• [MATERIAL FOR THE TASK]:
====================
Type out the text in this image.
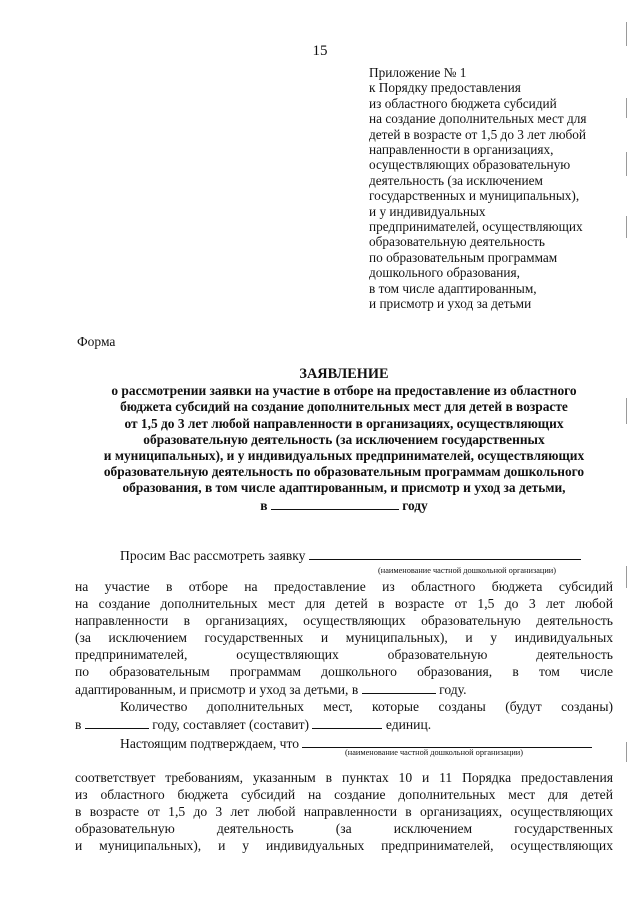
15
Приложение № 1
к Порядку предоставления
из областного бюджета субсидий
на создание дополнительных мест для
детей в возрасте от 1,5 до 3 лет любой
направленности в организациях,
осуществляющих образовательную
деятельность (за исключением
государственных и муниципальных),
и у индивидуальных
предпринимателей, осуществляющих
образовательную деятельность
по образовательным программам
дошкольного образования,
в том числе адаптированным,
и присмотр и уход за детьми
Форма
ЗАЯВЛЕНИЕ
о рассмотрении заявки на участие в отборе на предоставление из областного
бюджета субсидий на создание дополнительных мест для детей в возрасте
от 1,5 до 3 лет любой направленности в организациях, осуществляющих
образовательную деятельность (за исключением государственных
и муниципальных), и у индивидуальных предпринимателей, осуществляющих
образовательную деятельность по образовательным программам дошкольного
образования, в том числе адаптированным, и присмотр и уход за детьми,
в	году
Просим Вас рассмотреть заявку
(наименование частной дошкольной организации)
на участие в отборе на предоставление из областного бюджета субсидий
на создание дополнительных мест для детей в возрасте от 1,5 до 3 лет любой
направленности в организациях, осуществляющих образовательную деятельность
(за исключением государственных и муниципальных), и у индивидуальных
предпринимателей, осуществляющих образовательную деятельность
по образовательным программам дошкольного образования, в том числе
адаптированным, и присмотр и уход за детьми, в	году.
Количество дополнительных мест, которые созданы (будут созданы)
в	году, составляет (составит)	единиц.
Настоящим подтверждаем, что
(наименование частной дошкольной организации)
соответствует требованиям, указанным в пунктах 10 и 11 Порядка предоставления
из областного бюджета субсидий на создание дополнительных мест для детей
в возрасте от 1,5 до 3 лет любой направленности в организациях, осуществляющих
образовательную деятельность (за исключением государственных
и муниципальных), и у индивидуальных предпринимателей, осуществляющих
====================
From start to finish, output the listing exactly, but omit its pictures.

Type out the text in this image.
15
Приложение № 1
к Порядку предоставления
из областного бюджета субсидий
на создание дополнительных мест для
детей в возрасте от 1,5 до 3 лет любой
направленности в организациях,
осуществляющих образовательную
деятельность (за исключением
государственных и муниципальных),
и у индивидуальных
предпринимателей, осуществляющих
образовательную деятельность
по образовательным программам
дошкольного образования,
в том числе адаптированным,
и присмотр и уход за детьми
Форма
ЗАЯВЛЕНИЕ
о рассмотрении заявки на участие в отборе на предоставление из областного
бюджета субсидий на создание дополнительных мест для детей в возрасте
от 1,5 до 3 лет любой направленности в организациях, осуществляющих
образовательную деятельность (за исключением государственных
и муниципальных), и у индивидуальных предпринимателей, осуществляющих
образовательную деятельность по образовательным программам дошкольного
образования, в том числе адаптированным, и присмотр и уход за детьми,
в	году
Просим Вас рассмотреть заявку
(наименование частной дошкольной организации)
на участие в отборе на предоставление из областного бюджета субсидий
на создание дополнительных мест для детей в возрасте от 1,5 до 3 лет любой
направленности в организациях, осуществляющих образовательную деятельность
(за исключением государственных и муниципальных), и у индивидуальных
предпринимателей, осуществляющих образовательную деятельность
по образовательным программам дошкольного образования, в том числе
адаптированным, и присмотр и уход за детьми, в	году.
Количество дополнительных мест, которые созданы (будут созданы)
в	году, составляет (составит)	единиц.
Настоящим подтверждаем, что
(наименование частной дошкольной организации)
соответствует требованиям, указанным в пунктах 10 и 11 Порядка предоставления
из областного бюджета субсидий на создание дополнительных мест для детей
в возрасте от 1,5 до 3 лет любой направленности в организациях, осуществляющих
образовательную деятельность (за исключением государственных
и муниципальных), и у индивидуальных предпринимателей, осуществляющих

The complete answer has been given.